SUPPLIED INFORMATION:
▬▬▬
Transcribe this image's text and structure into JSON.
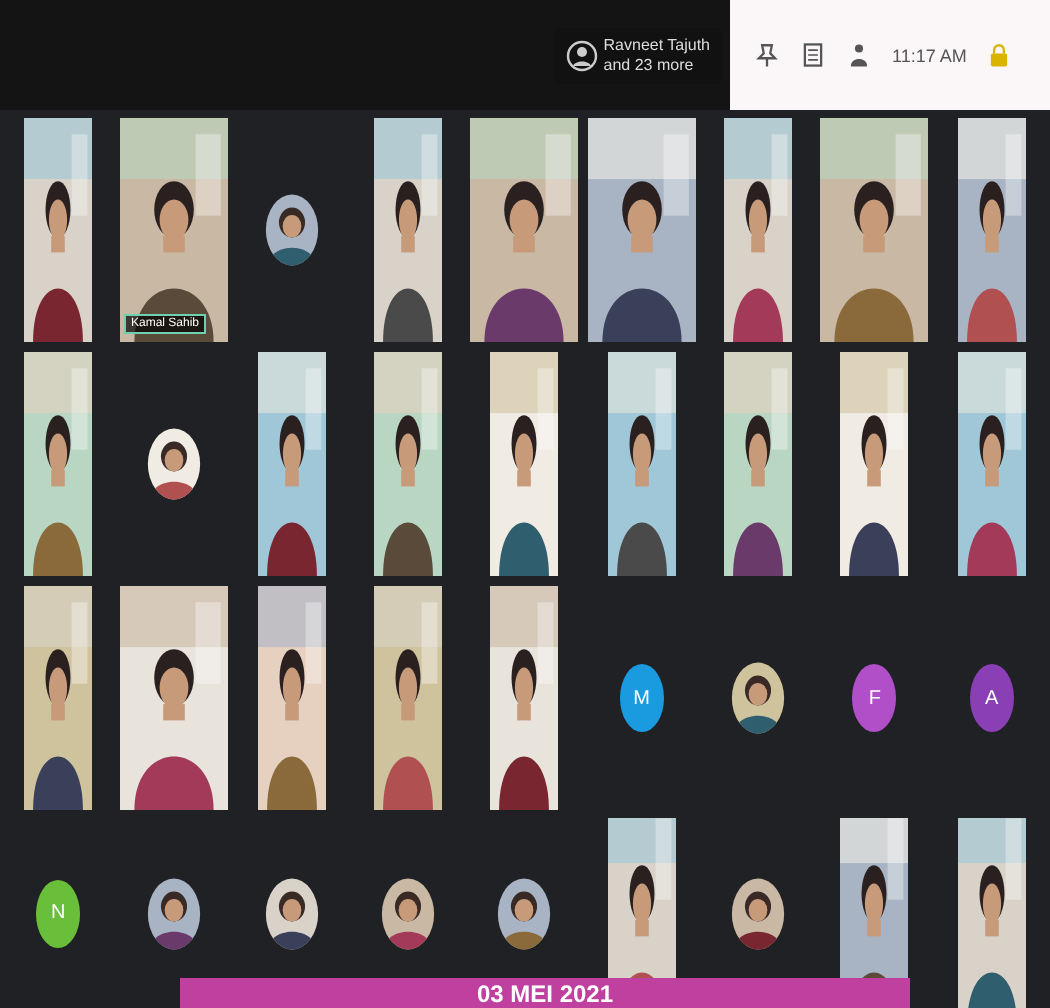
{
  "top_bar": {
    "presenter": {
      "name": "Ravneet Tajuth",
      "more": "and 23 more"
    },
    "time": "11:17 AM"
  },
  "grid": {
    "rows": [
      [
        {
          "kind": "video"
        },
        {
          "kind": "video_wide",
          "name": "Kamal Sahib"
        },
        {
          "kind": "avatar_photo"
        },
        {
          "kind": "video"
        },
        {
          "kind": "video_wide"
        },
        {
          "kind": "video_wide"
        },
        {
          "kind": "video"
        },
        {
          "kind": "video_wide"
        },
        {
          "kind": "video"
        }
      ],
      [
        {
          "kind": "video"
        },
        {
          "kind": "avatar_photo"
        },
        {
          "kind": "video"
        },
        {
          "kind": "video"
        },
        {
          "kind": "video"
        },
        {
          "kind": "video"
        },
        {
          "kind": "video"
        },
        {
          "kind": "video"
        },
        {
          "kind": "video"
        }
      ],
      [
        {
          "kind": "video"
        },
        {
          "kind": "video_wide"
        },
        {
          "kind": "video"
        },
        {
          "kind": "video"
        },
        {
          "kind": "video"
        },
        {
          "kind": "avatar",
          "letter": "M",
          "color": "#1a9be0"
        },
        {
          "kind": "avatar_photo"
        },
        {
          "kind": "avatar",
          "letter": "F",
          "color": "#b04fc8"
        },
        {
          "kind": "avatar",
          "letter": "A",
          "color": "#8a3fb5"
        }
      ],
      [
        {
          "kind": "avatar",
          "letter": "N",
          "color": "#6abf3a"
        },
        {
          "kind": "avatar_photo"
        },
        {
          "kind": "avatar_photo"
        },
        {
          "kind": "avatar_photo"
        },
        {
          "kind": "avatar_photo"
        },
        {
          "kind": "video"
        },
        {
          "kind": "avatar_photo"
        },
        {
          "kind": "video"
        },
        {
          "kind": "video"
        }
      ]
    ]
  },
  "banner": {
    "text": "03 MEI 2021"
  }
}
▬▬▬
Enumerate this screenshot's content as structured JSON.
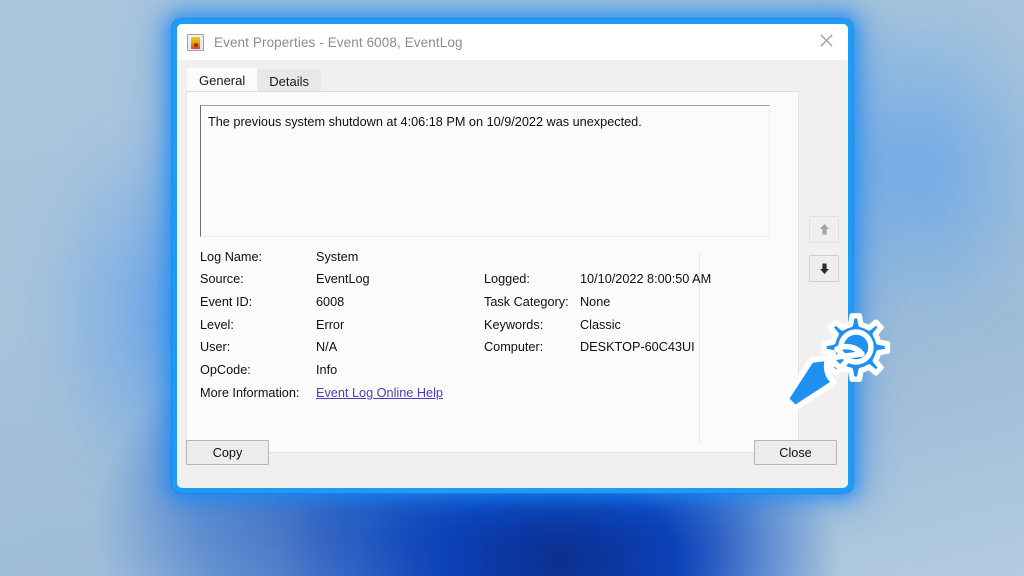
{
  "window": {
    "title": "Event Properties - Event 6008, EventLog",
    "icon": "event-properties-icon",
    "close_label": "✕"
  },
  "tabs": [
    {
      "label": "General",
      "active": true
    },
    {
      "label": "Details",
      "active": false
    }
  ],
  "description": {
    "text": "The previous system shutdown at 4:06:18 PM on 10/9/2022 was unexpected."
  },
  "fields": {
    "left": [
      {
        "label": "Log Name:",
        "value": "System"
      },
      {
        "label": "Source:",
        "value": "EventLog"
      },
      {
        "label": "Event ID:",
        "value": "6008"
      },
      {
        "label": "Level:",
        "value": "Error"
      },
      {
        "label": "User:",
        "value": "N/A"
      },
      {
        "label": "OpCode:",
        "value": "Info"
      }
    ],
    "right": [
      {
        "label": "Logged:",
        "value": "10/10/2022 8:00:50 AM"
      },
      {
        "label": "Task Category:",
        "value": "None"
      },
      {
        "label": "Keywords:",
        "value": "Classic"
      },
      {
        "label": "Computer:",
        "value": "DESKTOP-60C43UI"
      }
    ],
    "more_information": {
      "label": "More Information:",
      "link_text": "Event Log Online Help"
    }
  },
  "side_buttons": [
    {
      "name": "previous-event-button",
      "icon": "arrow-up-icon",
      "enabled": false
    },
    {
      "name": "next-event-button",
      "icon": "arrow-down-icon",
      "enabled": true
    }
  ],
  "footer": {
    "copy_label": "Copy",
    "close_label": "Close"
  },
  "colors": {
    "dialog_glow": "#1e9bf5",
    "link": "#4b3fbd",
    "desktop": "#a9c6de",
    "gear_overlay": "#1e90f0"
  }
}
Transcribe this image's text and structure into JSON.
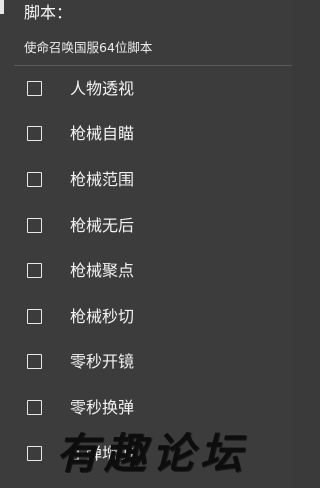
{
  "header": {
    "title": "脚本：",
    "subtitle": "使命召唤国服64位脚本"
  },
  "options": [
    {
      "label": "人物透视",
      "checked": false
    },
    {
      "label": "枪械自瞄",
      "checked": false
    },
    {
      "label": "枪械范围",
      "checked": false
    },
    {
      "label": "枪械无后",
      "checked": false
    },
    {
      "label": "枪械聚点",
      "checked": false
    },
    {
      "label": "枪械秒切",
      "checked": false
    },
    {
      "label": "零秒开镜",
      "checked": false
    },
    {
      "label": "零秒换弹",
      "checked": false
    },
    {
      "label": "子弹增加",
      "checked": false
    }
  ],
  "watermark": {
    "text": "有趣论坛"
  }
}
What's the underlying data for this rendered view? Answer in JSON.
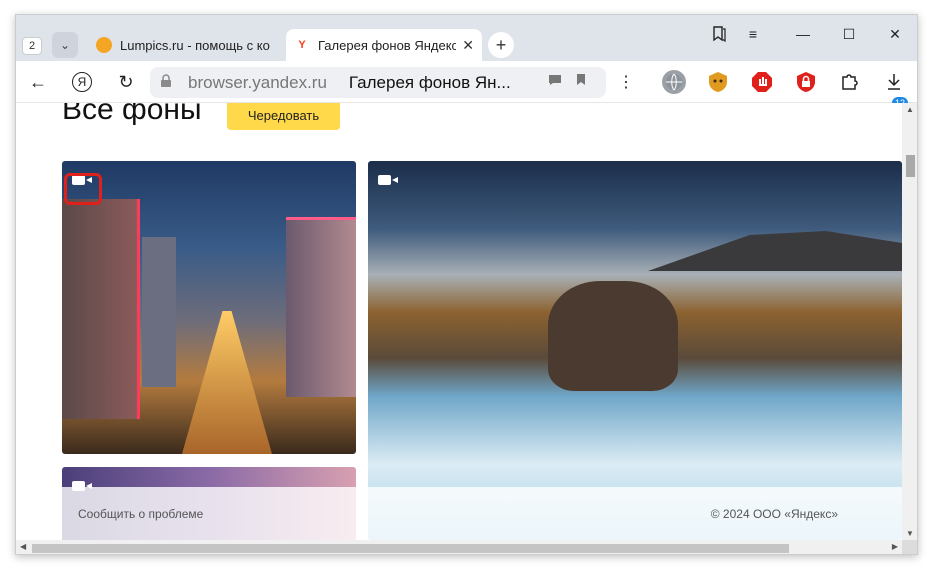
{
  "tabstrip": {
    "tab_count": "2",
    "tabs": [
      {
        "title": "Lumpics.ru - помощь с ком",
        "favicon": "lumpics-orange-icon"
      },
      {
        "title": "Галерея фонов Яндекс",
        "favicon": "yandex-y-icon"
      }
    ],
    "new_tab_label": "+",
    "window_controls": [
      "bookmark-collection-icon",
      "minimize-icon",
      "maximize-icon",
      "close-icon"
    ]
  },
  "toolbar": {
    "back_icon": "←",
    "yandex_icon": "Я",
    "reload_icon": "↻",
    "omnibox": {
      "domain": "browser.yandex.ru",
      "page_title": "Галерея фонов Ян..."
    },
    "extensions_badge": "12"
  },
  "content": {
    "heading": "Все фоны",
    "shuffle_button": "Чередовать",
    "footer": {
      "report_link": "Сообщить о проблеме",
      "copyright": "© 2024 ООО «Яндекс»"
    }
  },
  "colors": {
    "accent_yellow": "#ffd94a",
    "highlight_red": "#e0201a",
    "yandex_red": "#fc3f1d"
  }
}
▬▬▬
TASK STATEMENT: Show each line holding the word "arrow".

TASK RESULT:
      "icon": "arrow-up-icon",
      "icon": "arrow-down-icon",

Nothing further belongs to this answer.